To do -> Below are the records; reproduce all of them exactly but without any images.

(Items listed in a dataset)
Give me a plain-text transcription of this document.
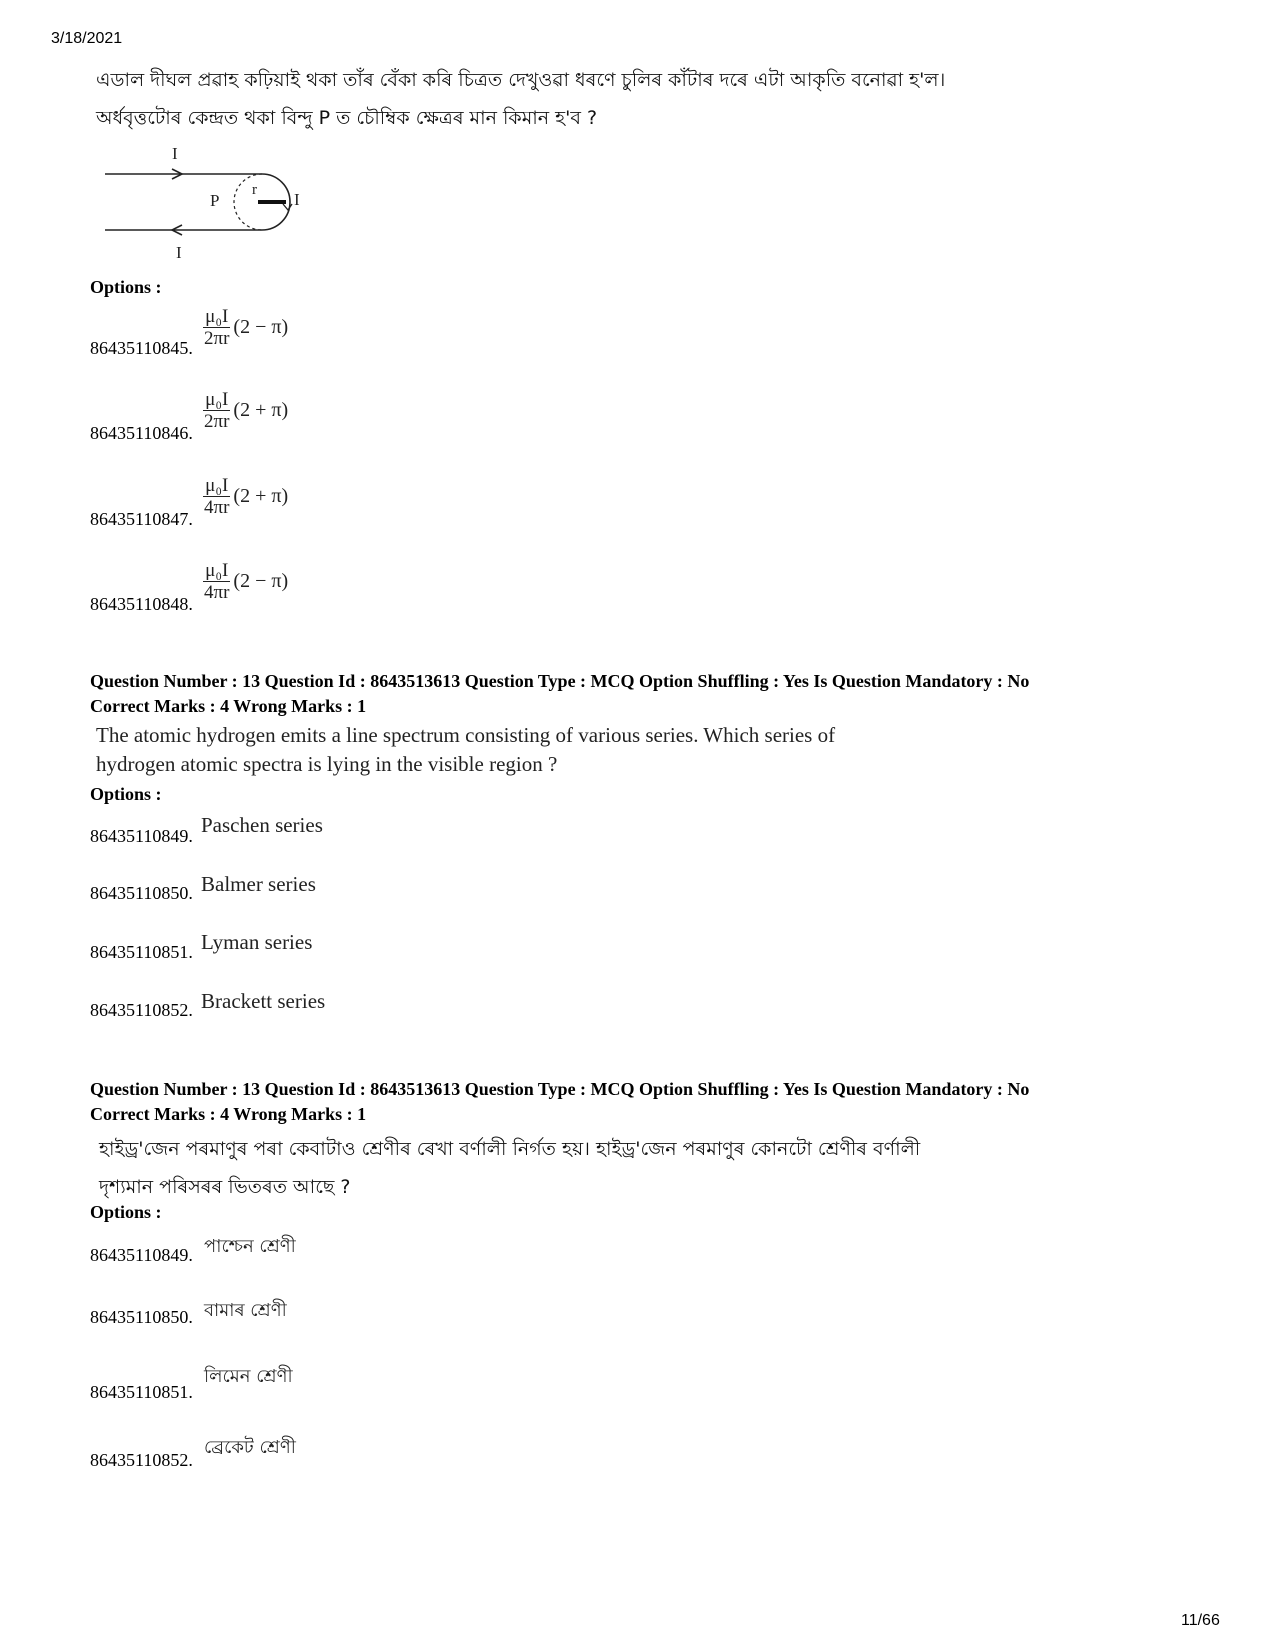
3/18/2021
এডাল দীঘল প্ৰৱাহ কঢ়িয়াই থকা তাঁৰ বেঁকা কৰি চিত্ৰত দেখুওৱা ধৰণে চুলিৰ কাঁটাৰ দৰে এটা আকৃতি বনোৱা হ'ল।
অৰ্ধবৃত্তটোৰ কেন্দ্ৰত থকা বিন্দু P ত চৌম্বিক ক্ষেত্ৰৰ মান কিমান হ'ব ?
I
I
P
r I
Options :
86435110845. $\frac{\text{μ₀I}}{2\pi r} (2 - \pi)$
86435110846.
$\frac{\text{μ₀I}}{2\pi r} (2 + \pi)$
86435110847.
$\frac{\text{μ₀I}}{4\pi r} (2 + \pi)$
86435110848.
$\frac{\text{μ₀I}}{4\pi r} (2 - \pi)$
Question Number : 13 Question Id : 8643513613 Question Type : MCQ Option Shuffling : Yes Is Question Mandatory : No
Correct Marks : 4 Wrong Marks : 1
The atomic hydrogen emits a line spectrum consisting of various series. Which series of
hydrogen atomic spectra is lying in the visible region ?
Options :
86435110849. Paschen series
86435110850. Balmer series
86435110851. Lyman series
86435110852. Brackett series
Question Number : 13 Question Id : 8643513613 Question Type : MCQ Option Shuffling : Yes Is Question Mandatory : No
Correct Marks : 4 Wrong Marks : 1
হাইড্ৰ'জেন পৰমাণুৰ পৰা কেবাটাও শ্ৰেণীৰ ৰেখা বৰ্ণালী নিৰ্গত হয়। হাইড্ৰ'জেন পৰমাণুৰ কোনটো শ্ৰেণীৰ বৰ্ণালী
দৃশ্যমান পৰিসৰৰ ভিতৰত আছে ?
Options :
86435110849. পাশ্চেন শ্ৰেণী
86435110850. বামাৰ শ্ৰেণী
86435110851.
লিমেন শ্ৰেণী
86435110852.
ব্ৰেকেট শ্ৰেণী
11/66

Task response ->
Give me a plain-text transcription of this document.
3/18/2021
এডাল দীঘল প্ৰৱাহ কঢ়িয়াই থকা তাঁৰ বেঁকা কৰি চিত্ৰত দেখুওৱা ধৰণে চুলিৰ কাঁটাৰ দৰে এটা আকৃতি বনোৱা হ'ল।
অৰ্ধবৃত্তটোৰ কেন্দ্ৰত থকা বিন্দু P ত চৌম্বিক ক্ষেত্ৰৰ মান কিমান হ'ব ?
I
I
P
r I
Options :
86435110845. $\frac{\text{μ₀I}}{2\pi r} (2 - \pi)$
86435110846.
$\frac{\text{μ₀I}}{2\pi r} (2 + \pi)$
86435110847.
$\frac{\text{μ₀I}}{4\pi r} (2 + \pi)$
86435110848.
$\frac{\text{μ₀I}}{4\pi r} (2 - \pi)$
Question Number : 13 Question Id : 8643513613 Question Type : MCQ Option Shuffling : Yes Is Question Mandatory : No
Correct Marks : 4 Wrong Marks : 1
The atomic hydrogen emits a line spectrum consisting of various series. Which series of
hydrogen atomic spectra is lying in the visible region ?
Options :
86435110849. Paschen series
86435110850. Balmer series
86435110851. Lyman series
86435110852. Brackett series
Question Number : 13 Question Id : 8643513613 Question Type : MCQ Option Shuffling : Yes Is Question Mandatory : No
Correct Marks : 4 Wrong Marks : 1
হাইড্ৰ'জেন পৰমাণুৰ পৰা কেবাটাও শ্ৰেণীৰ ৰেখা বৰ্ণালী নিৰ্গত হয়। হাইড্ৰ'জেন পৰমাণুৰ কোনটো শ্ৰেণীৰ বৰ্ণালী
দৃশ্যমান পৰিসৰৰ ভিতৰত আছে ?
Options :
86435110849. পাশ্চেন শ্ৰেণী
86435110850. বামাৰ শ্ৰেণী
86435110851.
লিমেন শ্ৰেণী
86435110852.
ব্ৰেকেট শ্ৰেণী
11/66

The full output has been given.